- **RECORDS FOR THE EXERCISE**

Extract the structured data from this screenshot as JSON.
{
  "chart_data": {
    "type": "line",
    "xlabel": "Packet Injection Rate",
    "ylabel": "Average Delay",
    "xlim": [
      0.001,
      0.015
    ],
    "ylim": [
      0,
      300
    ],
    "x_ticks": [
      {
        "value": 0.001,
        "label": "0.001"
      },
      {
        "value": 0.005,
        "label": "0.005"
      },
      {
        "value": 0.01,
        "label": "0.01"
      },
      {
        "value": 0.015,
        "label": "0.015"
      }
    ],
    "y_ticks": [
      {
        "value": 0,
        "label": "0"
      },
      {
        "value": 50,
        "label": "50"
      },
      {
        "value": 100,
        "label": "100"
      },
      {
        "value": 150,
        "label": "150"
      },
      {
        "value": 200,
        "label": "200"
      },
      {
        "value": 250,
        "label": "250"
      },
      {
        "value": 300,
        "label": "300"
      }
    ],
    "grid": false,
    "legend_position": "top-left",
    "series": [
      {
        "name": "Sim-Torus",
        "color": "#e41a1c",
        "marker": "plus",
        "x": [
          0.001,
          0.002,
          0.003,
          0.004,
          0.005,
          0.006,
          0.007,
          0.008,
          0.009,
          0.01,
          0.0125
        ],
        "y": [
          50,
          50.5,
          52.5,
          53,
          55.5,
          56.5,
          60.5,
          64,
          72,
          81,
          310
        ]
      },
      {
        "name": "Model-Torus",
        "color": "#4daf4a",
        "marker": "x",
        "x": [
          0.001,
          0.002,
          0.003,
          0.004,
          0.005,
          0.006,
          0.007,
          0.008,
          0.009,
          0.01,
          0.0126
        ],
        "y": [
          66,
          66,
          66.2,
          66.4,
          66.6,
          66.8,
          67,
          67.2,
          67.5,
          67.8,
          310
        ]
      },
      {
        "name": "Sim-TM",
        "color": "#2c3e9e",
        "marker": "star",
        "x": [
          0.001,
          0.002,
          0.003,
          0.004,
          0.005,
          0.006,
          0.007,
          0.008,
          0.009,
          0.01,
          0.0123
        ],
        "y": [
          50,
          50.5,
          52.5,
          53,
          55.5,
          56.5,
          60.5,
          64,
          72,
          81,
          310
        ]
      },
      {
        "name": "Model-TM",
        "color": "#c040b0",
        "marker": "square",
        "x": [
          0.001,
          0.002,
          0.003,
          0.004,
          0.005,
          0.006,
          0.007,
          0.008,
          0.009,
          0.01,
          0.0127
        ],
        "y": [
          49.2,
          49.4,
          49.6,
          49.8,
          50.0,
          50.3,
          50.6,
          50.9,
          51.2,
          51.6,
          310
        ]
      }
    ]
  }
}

- **WRITTEN INSTRUCTION**
Retype all of the data shown above, word for word.

- **THE RESPONSE**
Extract the structured data from this screenshot as JSON.
{
  "chart_data": {
    "type": "line",
    "xlabel": "Packet Injection Rate",
    "ylabel": "Average Delay",
    "xlim": [
      0.001,
      0.015
    ],
    "ylim": [
      0,
      300
    ],
    "x_ticks": [
      {
        "value": 0.001,
        "label": "0.001"
      },
      {
        "value": 0.005,
        "label": "0.005"
      },
      {
        "value": 0.01,
        "label": "0.01"
      },
      {
        "value": 0.015,
        "label": "0.015"
      }
    ],
    "y_ticks": [
      {
        "value": 0,
        "label": "0"
      },
      {
        "value": 50,
        "label": "50"
      },
      {
        "value": 100,
        "label": "100"
      },
      {
        "value": 150,
        "label": "150"
      },
      {
        "value": 200,
        "label": "200"
      },
      {
        "value": 250,
        "label": "250"
      },
      {
        "value": 300,
        "label": "300"
      }
    ],
    "grid": false,
    "legend_position": "top-left",
    "series": [
      {
        "name": "Sim-Torus",
        "color": "#e41a1c",
        "marker": "plus",
        "x": [
          0.001,
          0.002,
          0.003,
          0.004,
          0.005,
          0.006,
          0.007,
          0.008,
          0.009,
          0.01,
          0.0125
        ],
        "y": [
          50,
          50.5,
          52.5,
          53,
          55.5,
          56.5,
          60.5,
          64,
          72,
          81,
          310
        ]
      },
      {
        "name": "Model-Torus",
        "color": "#4daf4a",
        "marker": "x",
        "x": [
          0.001,
          0.002,
          0.003,
          0.004,
          0.005,
          0.006,
          0.007,
          0.008,
          0.009,
          0.01,
          0.0126
        ],
        "y": [
          66,
          66,
          66.2,
          66.4,
          66.6,
          66.8,
          67,
          67.2,
          67.5,
          67.8,
          310
        ]
      },
      {
        "name": "Sim-TM",
        "color": "#2c3e9e",
        "marker": "star",
        "x": [
          0.001,
          0.002,
          0.003,
          0.004,
          0.005,
          0.006,
          0.007,
          0.008,
          0.009,
          0.01,
          0.0123
        ],
        "y": [
          50,
          50.5,
          52.5,
          53,
          55.5,
          56.5,
          60.5,
          64,
          72,
          81,
          310
        ]
      },
      {
        "name": "Model-TM",
        "color": "#c040b0",
        "marker": "square",
        "x": [
          0.001,
          0.002,
          0.003,
          0.004,
          0.005,
          0.006,
          0.007,
          0.008,
          0.009,
          0.01,
          0.0127
        ],
        "y": [
          49.2,
          49.4,
          49.6,
          49.8,
          50.0,
          50.3,
          50.6,
          50.9,
          51.2,
          51.6,
          310
        ]
      }
    ]
  }
}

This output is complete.